* **TASK DESCRIPTION**
All lines below must be repeated exactly, with the pictures omitted.

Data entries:

= = =

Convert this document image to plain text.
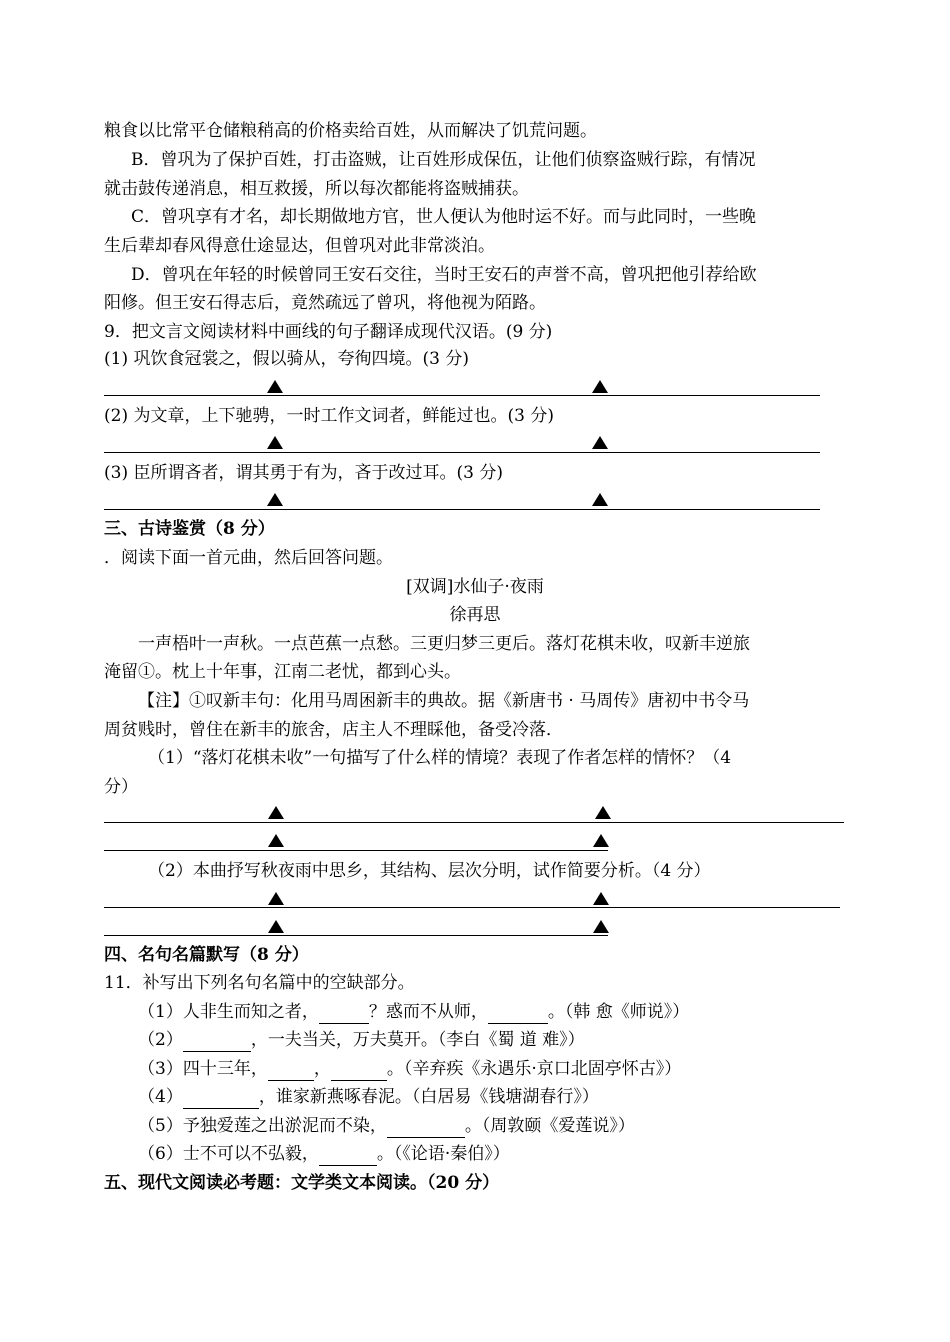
粮食以比常平仓储粮稍高的价格卖给百姓，从而解决了饥荒问题。
B．曾巩为了保护百姓，打击盗贼，让百姓形成保伍，让他们侦察盗贼行踪，有情况
就击鼓传递消息，相互救援，所以每次都能将盗贼捕获。
C．曾巩享有才名，却长期做地方官，世人便认为他时运不好。而与此同时，一些晚
生后辈却春风得意仕途显达，但曾巩对此非常淡泊。
D．曾巩在年轻的时候曾同王安石交往，当时王安石的声誉不高，曾巩把他引荐给欧
阳修。但王安石得志后，竟然疏远了曾巩，将他视为陌路。
9．把文言文阅读材料中画线的句子翻译成现代汉语。(9 分)
(1) 巩饮食冠裳之，假以骑从，夸徇四境。(3 分)
(2) 为文章，上下驰骋，一时工作文词者，鲜能过也。(3 分)
(3) 臣所谓吝者，谓其勇于有为，吝于改过耳。(3 分)
三、古诗鉴赏（8 分）
．阅读下面一首元曲，然后回答问题。
[双调]水仙子·夜雨
徐再思
一声梧叶一声秋。一点芭蕉一点愁。三更归梦三更后。落灯花棋未收，叹新丰逆旅
淹留①。枕上十年事，江南二老忧，都到心头。
【注】①叹新丰句：化用马周困新丰的典故。据《新唐书 · 马周传》唐初中书令马
周贫贱时，曾住在新丰的旅舍，店主人不理睬他，备受冷落．
（1）“落灯花棋未收”一句描写了什么样的情境？表现了作者怎样的情怀？（4
分）
（2）本曲抒写秋夜雨中思乡，其结构、层次分明，试作简要分析。（4 分）
四、名句名篇默写（8 分）
11．补写出下列名句名篇中的空缺部分。
（1）人非生而知之者，	？惑而不从师，	。（韩 愈《师说》）
（2）	，一夫当关，万夫莫开。（李白《蜀 道 难》）
（3）四十三年，	，	。（辛弃疾《永遇乐·京口北固亭怀古》）
（4）	，谁家新燕啄春泥。（白居易《钱塘湖春行》）
（5）予独爱莲之出淤泥而不染，	。（周敦颐《爱莲说》）
（6）士不可以不弘毅，	。（《论语·秦伯》）
五、现代文阅读必考题：文学类文本阅读。（20 分）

= = =

* **SOLUTION TO THE PROBLEM**
Convert this document image to plain text.
粮食以比常平仓储粮稍高的价格卖给百姓，从而解决了饥荒问题。
B．曾巩为了保护百姓，打击盗贼，让百姓形成保伍，让他们侦察盗贼行踪，有情况
就击鼓传递消息，相互救援，所以每次都能将盗贼捕获。
C．曾巩享有才名，却长期做地方官，世人便认为他时运不好。而与此同时，一些晚
生后辈却春风得意仕途显达，但曾巩对此非常淡泊。
D．曾巩在年轻的时候曾同王安石交往，当时王安石的声誉不高，曾巩把他引荐给欧
阳修。但王安石得志后，竟然疏远了曾巩，将他视为陌路。
9．把文言文阅读材料中画线的句子翻译成现代汉语。(9 分)
(1) 巩饮食冠裳之，假以骑从，夸徇四境。(3 分)
(2) 为文章，上下驰骋，一时工作文词者，鲜能过也。(3 分)
(3) 臣所谓吝者，谓其勇于有为，吝于改过耳。(3 分)
三、古诗鉴赏（8 分）
．阅读下面一首元曲，然后回答问题。
[双调]水仙子·夜雨
徐再思
一声梧叶一声秋。一点芭蕉一点愁。三更归梦三更后。落灯花棋未收，叹新丰逆旅
淹留①。枕上十年事，江南二老忧，都到心头。
【注】①叹新丰句：化用马周困新丰的典故。据《新唐书 · 马周传》唐初中书令马
周贫贱时，曾住在新丰的旅舍，店主人不理睬他，备受冷落．
（1）“落灯花棋未收”一句描写了什么样的情境？表现了作者怎样的情怀？（4
分）
（2）本曲抒写秋夜雨中思乡，其结构、层次分明，试作简要分析。（4 分）
四、名句名篇默写（8 分）
11．补写出下列名句名篇中的空缺部分。
（1）人非生而知之者，	？惑而不从师，	。（韩 愈《师说》）
（2）	，一夫当关，万夫莫开。（李白《蜀 道 难》）
（3）四十三年，	，	。（辛弃疾《永遇乐·京口北固亭怀古》）
（4）	，谁家新燕啄春泥。（白居易《钱塘湖春行》）
（5）予独爱莲之出淤泥而不染，	。（周敦颐《爱莲说》）
（6）士不可以不弘毅，	。（《论语·秦伯》）
五、现代文阅读必考题：文学类文本阅读。（20 分）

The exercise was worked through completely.